> Set tasks
A. Translate this sentence from the Solr thread into Spanish: "Each request will get its own thread."
B. List every distinct name in the Solr thread that is written as one word mixing upper- and lower-case letters and containing more than one capital letter, such as "UpdateHandler".

═══ Excerpt to read ═══

Re: Guidance for event-driven indexing

2011-02-15 Thread Rich Cariens
Thanks Jan.

For the JMSUpdateHandler option, how does one plugin a custom UpdateHandler?
I want to make sure I'm not missing any important pieces of Solr processing
pipeline.

Best,
Rich

On Tue, Feb 15, 2011 at 4:36 AM, Jan Høydahl  wrote:

> Solr is multi threaded, so you are free to send as many parallel update
> requests needed to utilize your HW. Each request will get its own thread.
> Simply configure StreamingUpdateSolrServer from your client.
>
> If there is some lengthy work to be done, it needs to be done in SOME
> thread, and I guess you just have to choose where :)
>
> A JMSUpdateHandler sounds heavy weight, but does not need to be, and might
> be the logically best place for such a feature imo.
>
> --
> Jan Høydahl, search solution architect
> Cominvent AS - www.cominvent.com
>
> On 14. feb. 2011, at 17.42, Rich Cariens wrote:
>
> > Thanks Jan,
> >
> > I don't think I want to tie up a thread on two boxes waiting for an
> > UpdateRequestProcessor to finish. I'd prefer to offload it all to the
> target
> > shards. And a special JMSUpdateHandler feels like overkill. I *think* I'm
> > really just looking for a simple API that allows me to add a
> > SolrInputDocument to the index in-process.
> >
> > Perhaps I just need to use the EmbeddedSolrServer in the Solrj packages?
> I'm
> > worried that this will break all the nice stuff one gets with the
> standard
> > SOLR webapp (stats, admin, etc).
> >
> > Best,
> > Rich
> >
> >
> > On Mon, Feb 14, 2011 at 11:18 AM, Jan Høydahl 
> wrote:
> >
> >> Hi,
> >>
> >> One option would be to keep the JMS listener as today but move the
> >> downloading
> >> and transforming part to a SolrUpdateRequestProcessor on each shard. The
> >> benefit
> >> is that you ship only a tiny little SolrInputDocument over the wire with
> a
> >> reference to the doc to download, and do the heavy lifting on Solr side.
> >>
> >> If each JMS topic/channel corresponds to a particular shard, you could
> >> move the whole thing to Solr. If so, a new JMSUpdateHandler could
> perhaps
> >> be a way to go?

═══ Data lines ═══

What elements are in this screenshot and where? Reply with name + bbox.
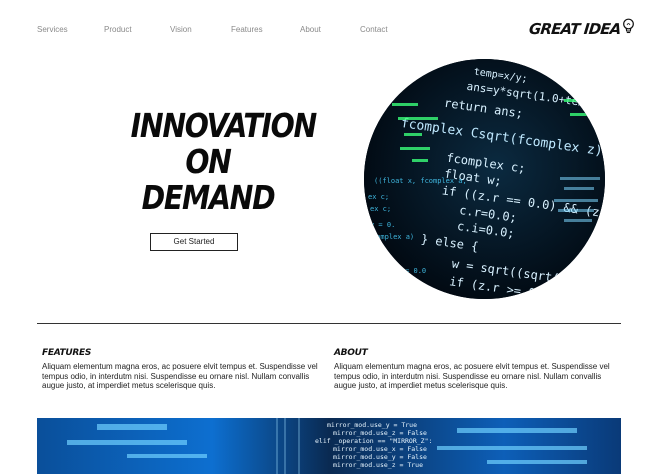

═══

> Per-task outputs
A. Cada solicitud obtendrá su propio hilo.

B.
JMSUpdateHandler
UpdateHandler
StreamingUpdateSolrServer
UpdateRequestProcessor
SolrInputDocument
EmbeddedSolrServer
SolrUpdateRequestProcessor